* [What to work on] The answer should be a faithful retyping of the records that follow, pictures excluded.

* [Data shown]
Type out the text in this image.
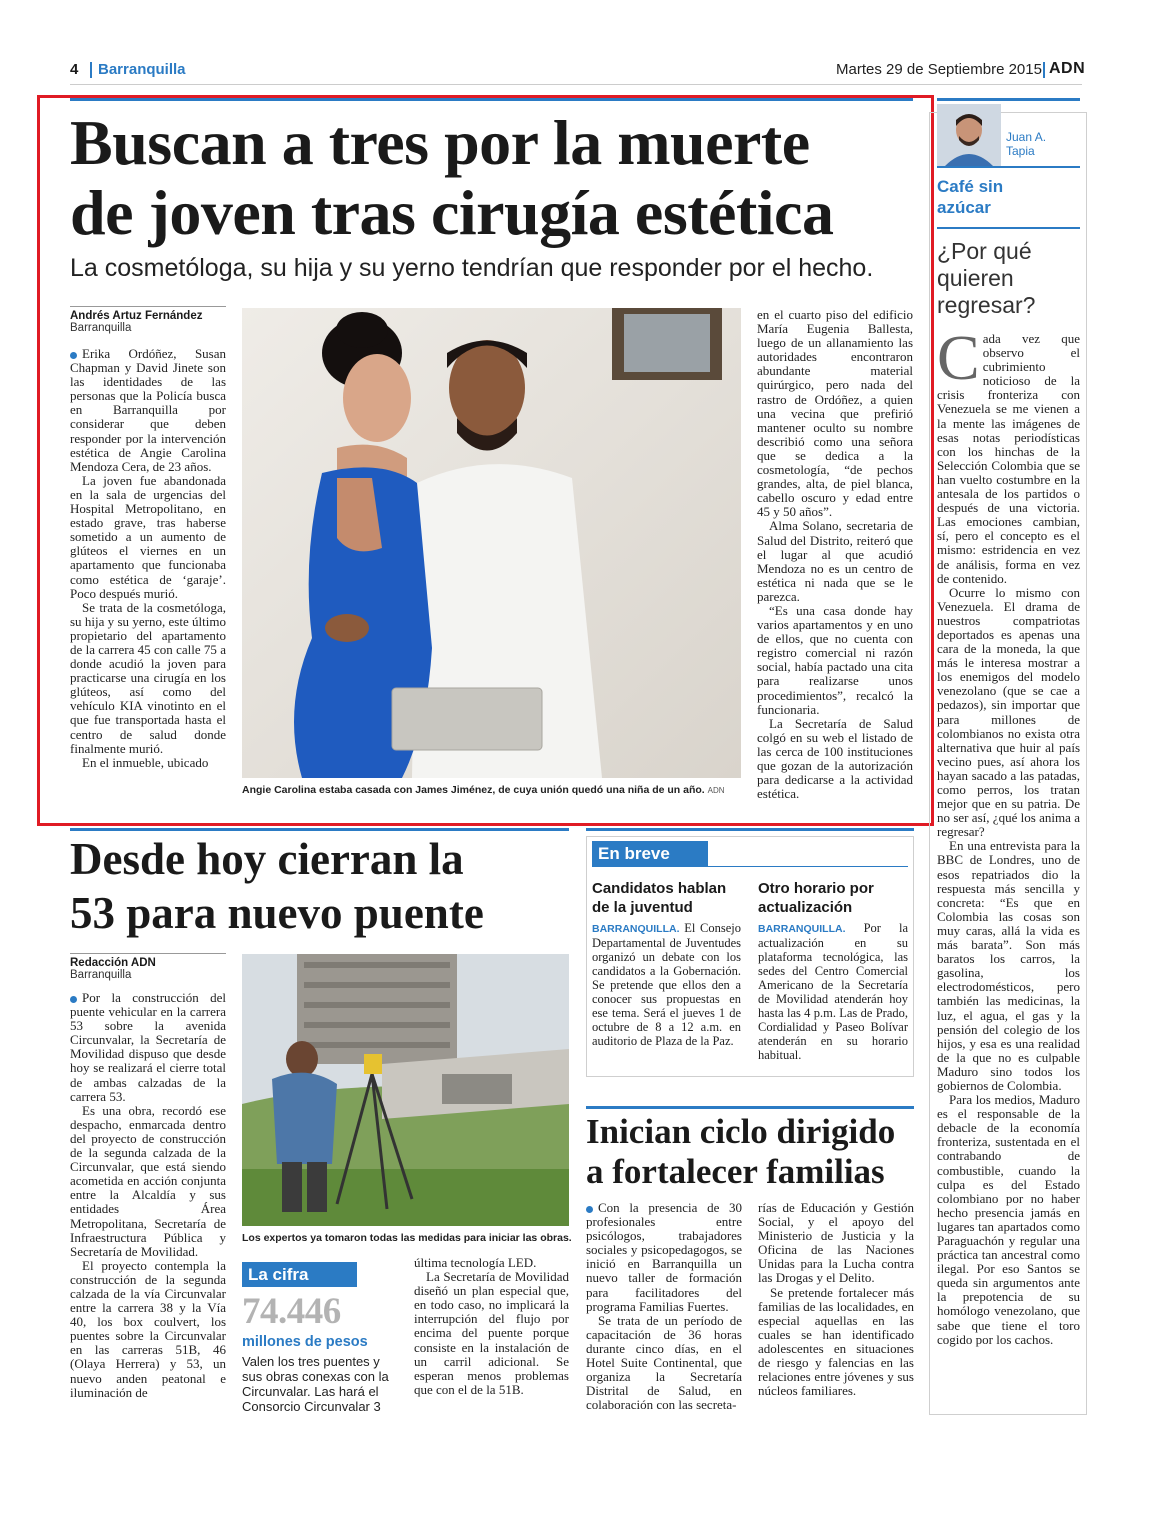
4 Barranquilla	Martes 29 de Septiembre 2015 ADN
Buscan a tres por la muerte
de joven tras cirugía estética
La cosmetóloga, su hija y su yerno tendrían que responder por el hecho.
Andrés Artuz Fernández
Barranquilla

Erika Ordóñez, Susan Chapman y David Jinete son las identidades de las personas que la Policía busca en Barranquilla por considerar que deben responder por la intervención estética de Angie Carolina Mendoza Cera, de 23 años.

La joven fue abandonada en la sala de urgencias del Hospital Metropolitano, en estado grave, tras haberse sometido a un aumento de glúteos el viernes en un apartamento que funcionaba como estética de ‘garaje’. Poco después murió.

Se trata de la cosmetóloga, su hija y su yerno, este último propietario del apartamento de la carrera 45 con calle 75 a donde acudió la joven para practicarse una cirugía en los glúteos, así como del vehículo KIA vinotinto en el que fue transportada hasta el centro de salud donde finalmente murió.

En el inmueble, ubicado

Angie Carolina estaba casada con James Jiménez, de cuya unión quedó una niña de un año. ADN

en el cuarto piso del edificio María Eugenia Ballesta, luego de un allanamiento las autoridades encontraron abundante material quirúrgico, pero nada del rastro de Ordóñez, a quien una vecina que prefirió mantener oculto su nombre describió como una señora que se dedica a la cosmetología, “de pechos grandes, alta, de piel blanca, cabello oscuro y edad entre 45 y 50 años”.

Alma Solano, secretaria de Salud del Distrito, reiteró que el lugar al que acudió Mendoza no es un centro de estética ni nada que se le parezca.

“Es una casa donde hay varios apartamentos y en uno de ellos, que no cuenta con registro comercial ni razón social, había pactado una cita para realizarse unos procedimientos”, recalcó la funcionaria.

La Secretaría de Salud colgó en su web el listado de las cerca de 100 instituciones que gozan de la autorización para dedicarse a la actividad estética.

Juan A.
Tapia
Café sin
azúcar
¿Por qué quieren regresar?

Cada vez que observo el cubrimiento noticioso de la crisis fronteriza con Venezuela se me vienen a la mente las imágenes de esas notas periodísticas con los hinchas de la Selección Colombia que se han vuelto costumbre en la antesala de los partidos o después de una victoria. Las emociones cambian, sí, pero el concepto es el mismo: estridencia en vez de análisis, forma en vez de contenido.

Ocurre lo mismo con Venezuela. El drama de nuestros compatriotas deportados es apenas una cara de la moneda, la que más le interesa mostrar a los enemigos del modelo venezolano (que se cae a pedazos), sin importar que para millones de colombianos no exista otra alternativa que huir al país vecino pues, así ahora los hayan sacado a las patadas, como perros, los tratan mejor que en su patria. De no ser así, ¿qué los anima a regresar?

En una entrevista para la BBC de Londres, uno de esos repatriados dio la respuesta más sencilla y concreta: “Es que en Colombia las cosas son muy caras, allá la vida es más barata”. Son más baratos los carros, la gasolina, los electrodomésticos, pero también las medicinas, la luz, el agua, el gas y la pensión del colegio de los hijos, y esa es una realidad de la que no es culpable Maduro sino todos los gobiernos de Colombia.

Para los medios, Maduro es el responsable de la debacle de la economía fronteriza, sustentada en el contrabando de combustible, cuando la culpa es del Estado colombiano por no haber hecho presencia jamás en lugares tan apartados como Paraguachón y regular una práctica tan ancestral como ilegal. Por eso Santos se queda sin argumentos ante la prepotencia de su homólogo venezolano, que sabe que tiene el toro cogido por los cachos.

Desde hoy cierran la
53 para nuevo puente
Redacción ADN
Barranquilla

Por la construcción del puente vehicular en la carrera 53 sobre la avenida Circunvalar, la Secretaría de Movilidad dispuso que desde hoy se realizará el cierre total de ambas calzadas de la carrera 53.

Es una obra, recordó ese despacho, enmarcada dentro del proyecto de construcción de la segunda calzada de la Circunvalar, que está siendo acometida en acción conjunta entre la Alcaldía y sus entidades Área Metropolitana, Secretaría de Infraestructura Pública y Secretaría de Movilidad.

El proyecto contempla la construcción de la segunda calzada de la vía Circunvalar entre la carrera 38 y la Vía 40, los box coulvert, los puentes sobre la Circunvalar en las carreras 51B, 46 (Olaya Herrera) y 53, un nuevo anden peatonal e iluminación de

Los expertos ya tomaron todas las medidas para iniciar las obras.
La cifra
74.446
millones de pesos
Valen los tres puentes y sus obras conexas con la Circunvalar. Las hará el Consorcio Circunvalar 3

última tecnología LED.

La Secretaría de Movilidad diseñó un plan especial que, en todo caso, no implicará la interrupción del flujo por encima del puente porque consiste en la instalación de un carril adicional. Se esperan menos problemas que con el de la 51B.

En breve
Candidatos hablan de la juventud
BARRANQUILLA. El Consejo Departamental de Juventudes organizó un debate con los candidatos a la Gobernación. Se pretende que ellos den a conocer sus propuestas en ese tema. Será el jueves 1 de octubre de 8 a 12 a.m. en auditorio de Plaza de la Paz.
Otro horario por actualización
BARRANQUILLA. Por la actualización en su plataforma tecnológica, las sedes del Centro Comercial Americano de la Secretaría de Movilidad atenderán hoy hasta las 4 p.m. Las de Prado, Cordialidad y Paseo Bolívar atenderán en su horario habitual.
Inician ciclo dirigido
a fortalecer familias

Con la presencia de 30 profesionales entre psicólogos, trabajadores sociales y psicopedagogos, se inició en Barranquilla un nuevo taller de formación para facilitadores del programa Familias Fuertes.

Se trata de un período de capacitación de 36 horas durante cinco días, en el Hotel Suite Continental, que organiza la Secretaría Distrital de Salud, en colaboración con las secreta-

rías de Educación y Gestión Social, y el apoyo del Ministerio de Justicia y la Oficina de las Naciones Unidas para la Lucha contra las Drogas y el Delito.

Se pretende fortalecer más familias de las localidades, en especial aquellas en las cuales se han identificado adolescentes en situaciones de riesgo y falencias en las relaciones entre jóvenes y sus núcleos familiares.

* [Response]
Type out the text in this image.
4 Barranquilla	Martes 29 de Septiembre 2015 ADN
Buscan a tres por la muerte
de joven tras cirugía estética
La cosmetóloga, su hija y su yerno tendrían que responder por el hecho.
Andrés Artuz Fernández
Barranquilla

Erika Ordóñez, Susan Chapman y David Jinete son las identidades de las personas que la Policía busca en Barranquilla por considerar que deben responder por la intervención estética de Angie Carolina Mendoza Cera, de 23 años.

La joven fue abandonada en la sala de urgencias del Hospital Metropolitano, en estado grave, tras haberse sometido a un aumento de glúteos el viernes en un apartamento que funcionaba como estética de ‘garaje’. Poco después murió.

Se trata de la cosmetóloga, su hija y su yerno, este último propietario del apartamento de la carrera 45 con calle 75 a donde acudió la joven para practicarse una cirugía en los glúteos, así como del vehículo KIA vinotinto en el que fue transportada hasta el centro de salud donde finalmente murió.

En el inmueble, ubicado

Angie Carolina estaba casada con James Jiménez, de cuya unión quedó una niña de un año. ADN

en el cuarto piso del edificio María Eugenia Ballesta, luego de un allanamiento las autoridades encontraron abundante material quirúrgico, pero nada del rastro de Ordóñez, a quien una vecina que prefirió mantener oculto su nombre describió como una señora que se dedica a la cosmetología, “de pechos grandes, alta, de piel blanca, cabello oscuro y edad entre 45 y 50 años”.

Alma Solano, secretaria de Salud del Distrito, reiteró que el lugar al que acudió Mendoza no es un centro de estética ni nada que se le parezca.

“Es una casa donde hay varios apartamentos y en uno de ellos, que no cuenta con registro comercial ni razón social, había pactado una cita para realizarse unos procedimientos”, recalcó la funcionaria.

La Secretaría de Salud colgó en su web el listado de las cerca de 100 instituciones que gozan de la autorización para dedicarse a la actividad estética.

Juan A.
Tapia
Café sin
azúcar
¿Por qué quieren regresar?

Cada vez que observo el cubrimiento noticioso de la crisis fronteriza con Venezuela se me vienen a la mente las imágenes de esas notas periodísticas con los hinchas de la Selección Colombia que se han vuelto costumbre en la antesala de los partidos o después de una victoria. Las emociones cambian, sí, pero el concepto es el mismo: estridencia en vez de análisis, forma en vez de contenido.

Ocurre lo mismo con Venezuela. El drama de nuestros compatriotas deportados es apenas una cara de la moneda, la que más le interesa mostrar a los enemigos del modelo venezolano (que se cae a pedazos), sin importar que para millones de colombianos no exista otra alternativa que huir al país vecino pues, así ahora los hayan sacado a las patadas, como perros, los tratan mejor que en su patria. De no ser así, ¿qué los anima a regresar?

En una entrevista para la BBC de Londres, uno de esos repatriados dio la respuesta más sencilla y concreta: “Es que en Colombia las cosas son muy caras, allá la vida es más barata”. Son más baratos los carros, la gasolina, los electrodomésticos, pero también las medicinas, la luz, el agua, el gas y la pensión del colegio de los hijos, y esa es una realidad de la que no es culpable Maduro sino todos los gobiernos de Colombia.

Para los medios, Maduro es el responsable de la debacle de la economía fronteriza, sustentada en el contrabando de combustible, cuando la culpa es del Estado colombiano por no haber hecho presencia jamás en lugares tan apartados como Paraguachón y regular una práctica tan ancestral como ilegal. Por eso Santos se queda sin argumentos ante la prepotencia de su homólogo venezolano, que sabe que tiene el toro cogido por los cachos.

Desde hoy cierran la
53 para nuevo puente
Redacción ADN
Barranquilla

Por la construcción del puente vehicular en la carrera 53 sobre la avenida Circunvalar, la Secretaría de Movilidad dispuso que desde hoy se realizará el cierre total de ambas calzadas de la carrera 53.

Es una obra, recordó ese despacho, enmarcada dentro del proyecto de construcción de la segunda calzada de la Circunvalar, que está siendo acometida en acción conjunta entre la Alcaldía y sus entidades Área Metropolitana, Secretaría de Infraestructura Pública y Secretaría de Movilidad.

El proyecto contempla la construcción de la segunda calzada de la vía Circunvalar entre la carrera 38 y la Vía 40, los box coulvert, los puentes sobre la Circunvalar en las carreras 51B, 46 (Olaya Herrera) y 53, un nuevo anden peatonal e iluminación de

Los expertos ya tomaron todas las medidas para iniciar las obras.
La cifra
74.446
millones de pesos
Valen los tres puentes y sus obras conexas con la Circunvalar. Las hará el Consorcio Circunvalar 3

última tecnología LED.

La Secretaría de Movilidad diseñó un plan especial que, en todo caso, no implicará la interrupción del flujo por encima del puente porque consiste en la instalación de un carril adicional. Se esperan menos problemas que con el de la 51B.

En breve
Candidatos hablan de la juventud
BARRANQUILLA. El Consejo Departamental de Juventudes organizó un debate con los candidatos a la Gobernación. Se pretende que ellos den a conocer sus propuestas en ese tema. Será el jueves 1 de octubre de 8 a 12 a.m. en auditorio de Plaza de la Paz.
Otro horario por actualización
BARRANQUILLA. Por la actualización en su plataforma tecnológica, las sedes del Centro Comercial Americano de la Secretaría de Movilidad atenderán hoy hasta las 4 p.m. Las de Prado, Cordialidad y Paseo Bolívar atenderán en su horario habitual.
Inician ciclo dirigido
a fortalecer familias

Con la presencia de 30 profesionales entre psicólogos, trabajadores sociales y psicopedagogos, se inició en Barranquilla un nuevo taller de formación para facilitadores del programa Familias Fuertes.

Se trata de un período de capacitación de 36 horas durante cinco días, en el Hotel Suite Continental, que organiza la Secretaría Distrital de Salud, en colaboración con las secreta-

rías de Educación y Gestión Social, y el apoyo del Ministerio de Justicia y la Oficina de las Naciones Unidas para la Lucha contra las Drogas y el Delito.

Se pretende fortalecer más familias de las localidades, en especial aquellas en las cuales se han identificado adolescentes en situaciones de riesgo y falencias en las relaciones entre jóvenes y sus núcleos familiares.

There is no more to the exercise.